■ Work to be completed: Check each line of the listing below for the string "content", and copy the ones that have it.

■ Source records:
***

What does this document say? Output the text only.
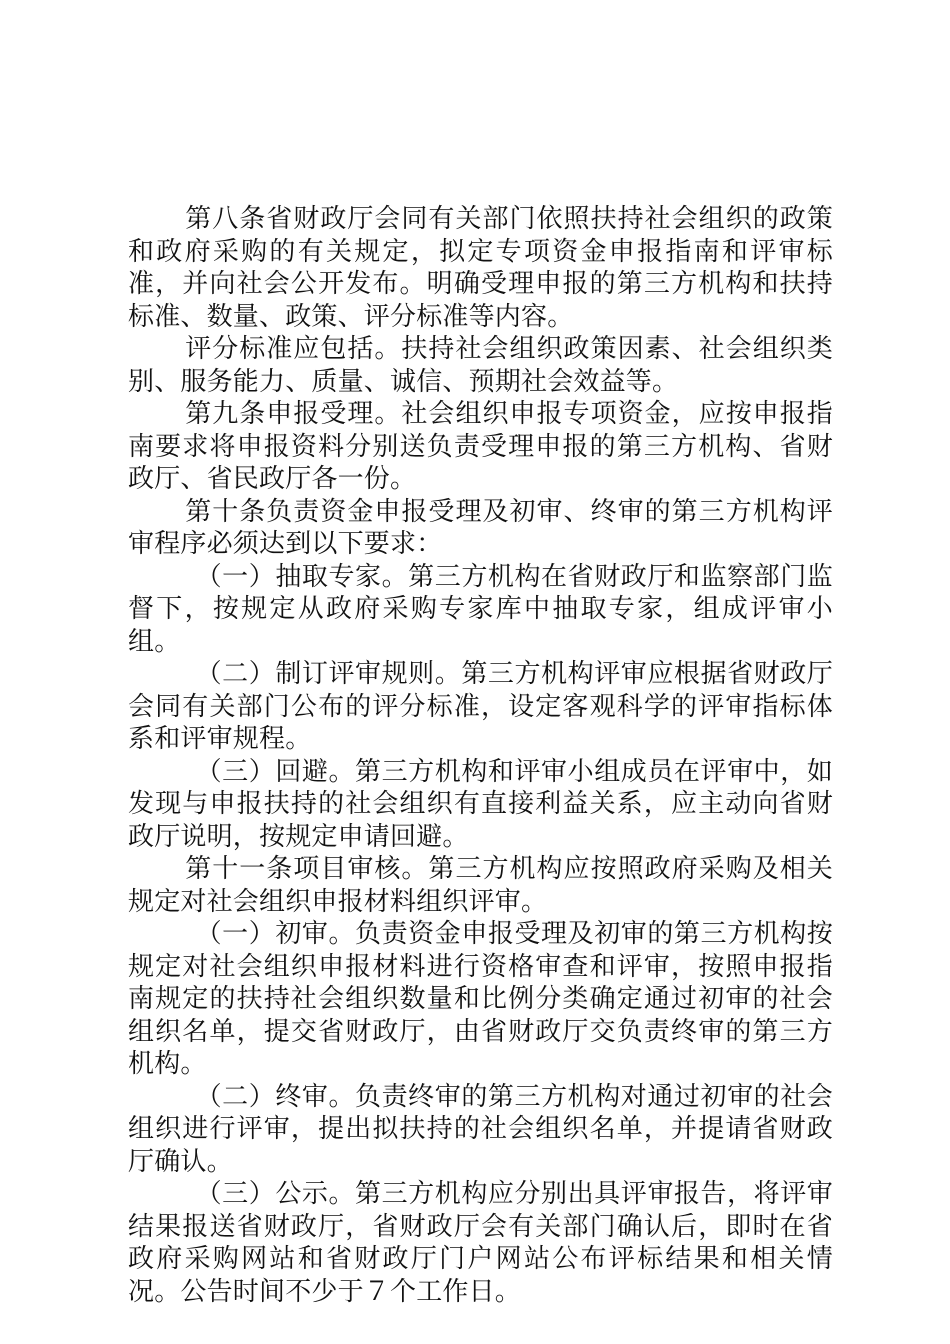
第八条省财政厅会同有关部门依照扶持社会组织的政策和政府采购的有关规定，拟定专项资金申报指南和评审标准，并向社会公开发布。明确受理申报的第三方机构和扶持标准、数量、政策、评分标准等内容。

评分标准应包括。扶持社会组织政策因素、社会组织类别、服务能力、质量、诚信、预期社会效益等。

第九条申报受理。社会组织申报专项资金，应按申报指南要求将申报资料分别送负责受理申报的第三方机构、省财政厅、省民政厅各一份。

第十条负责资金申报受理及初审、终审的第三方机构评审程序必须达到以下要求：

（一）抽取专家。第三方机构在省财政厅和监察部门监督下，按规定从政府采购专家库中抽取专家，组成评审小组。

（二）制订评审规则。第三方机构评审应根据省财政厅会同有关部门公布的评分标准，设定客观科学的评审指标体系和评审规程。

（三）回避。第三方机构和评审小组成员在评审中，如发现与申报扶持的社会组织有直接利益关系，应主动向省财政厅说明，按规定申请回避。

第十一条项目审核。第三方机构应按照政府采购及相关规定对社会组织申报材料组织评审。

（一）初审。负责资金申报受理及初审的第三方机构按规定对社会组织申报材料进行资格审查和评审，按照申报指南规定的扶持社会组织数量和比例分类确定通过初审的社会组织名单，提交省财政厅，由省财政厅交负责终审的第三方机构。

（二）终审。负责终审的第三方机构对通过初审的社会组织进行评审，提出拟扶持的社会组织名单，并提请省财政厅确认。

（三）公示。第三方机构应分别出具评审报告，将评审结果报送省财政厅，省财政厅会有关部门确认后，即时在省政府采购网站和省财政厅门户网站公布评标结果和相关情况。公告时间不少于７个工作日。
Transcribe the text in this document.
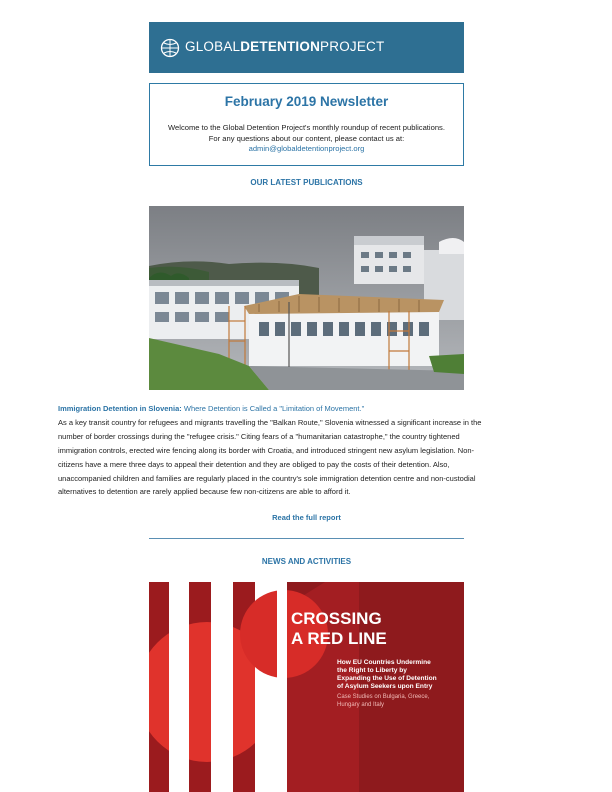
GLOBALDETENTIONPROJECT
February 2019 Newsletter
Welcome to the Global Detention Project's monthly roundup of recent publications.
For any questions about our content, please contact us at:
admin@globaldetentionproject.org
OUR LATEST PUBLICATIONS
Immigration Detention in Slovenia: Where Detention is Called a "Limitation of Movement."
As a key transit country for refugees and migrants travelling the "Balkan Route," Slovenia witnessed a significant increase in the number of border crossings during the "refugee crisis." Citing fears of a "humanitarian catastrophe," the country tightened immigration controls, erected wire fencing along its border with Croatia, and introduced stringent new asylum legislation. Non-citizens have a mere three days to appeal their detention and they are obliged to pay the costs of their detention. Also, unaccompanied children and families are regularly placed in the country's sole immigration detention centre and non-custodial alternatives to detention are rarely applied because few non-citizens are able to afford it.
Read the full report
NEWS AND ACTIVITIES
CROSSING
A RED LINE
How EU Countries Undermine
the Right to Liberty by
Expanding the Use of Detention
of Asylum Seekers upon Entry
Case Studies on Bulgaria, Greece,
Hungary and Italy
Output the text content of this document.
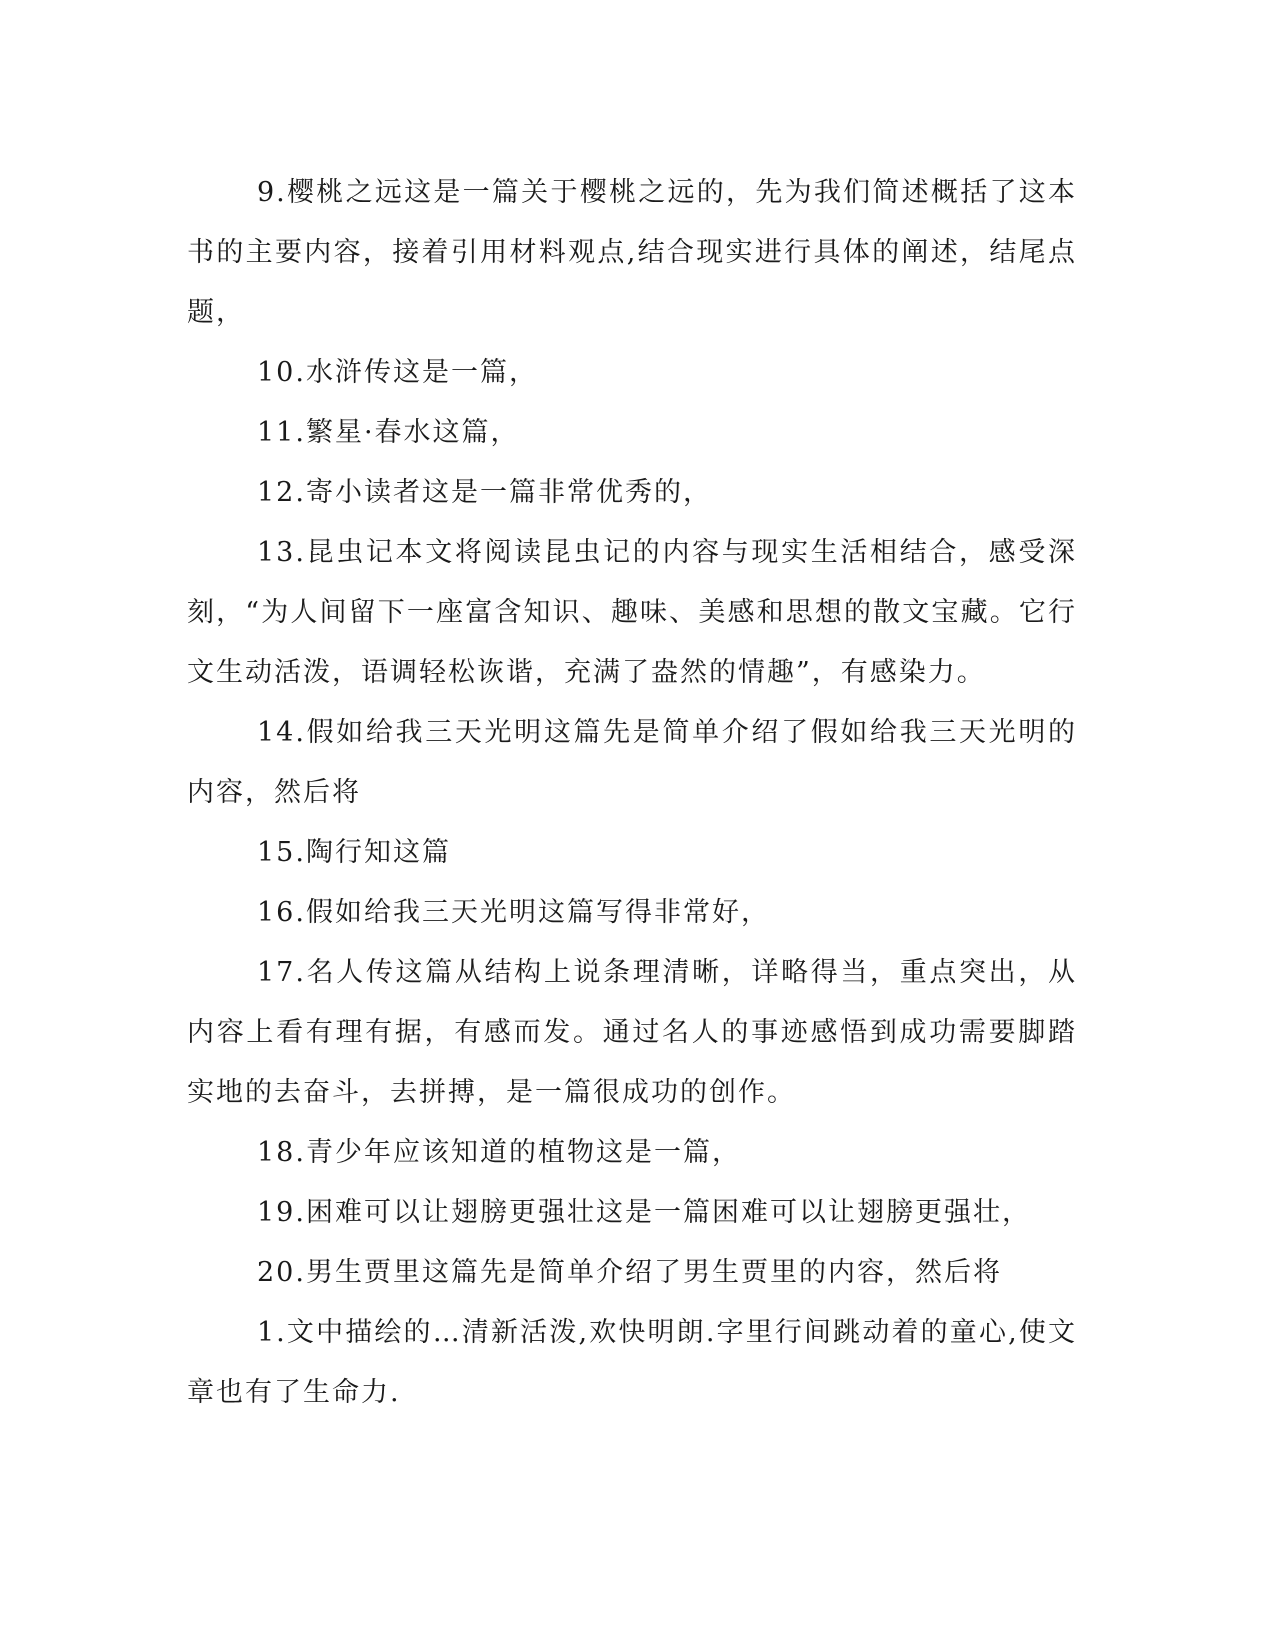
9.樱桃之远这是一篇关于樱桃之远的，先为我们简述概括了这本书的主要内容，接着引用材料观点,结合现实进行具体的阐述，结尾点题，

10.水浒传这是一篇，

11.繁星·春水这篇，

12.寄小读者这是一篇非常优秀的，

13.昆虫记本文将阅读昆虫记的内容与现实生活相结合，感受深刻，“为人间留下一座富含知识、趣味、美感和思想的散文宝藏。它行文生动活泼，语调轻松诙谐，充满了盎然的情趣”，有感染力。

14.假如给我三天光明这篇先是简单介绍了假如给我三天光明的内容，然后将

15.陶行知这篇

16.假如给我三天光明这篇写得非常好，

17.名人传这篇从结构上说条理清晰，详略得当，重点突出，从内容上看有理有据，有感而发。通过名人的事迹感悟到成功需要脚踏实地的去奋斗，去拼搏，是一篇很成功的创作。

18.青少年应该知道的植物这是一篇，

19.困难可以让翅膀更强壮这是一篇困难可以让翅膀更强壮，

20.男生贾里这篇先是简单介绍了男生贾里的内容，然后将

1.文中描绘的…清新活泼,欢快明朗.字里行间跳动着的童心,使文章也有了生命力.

***

■ Answer to the task:
For any questions about our content, please contact us at:
Output the text content of this document.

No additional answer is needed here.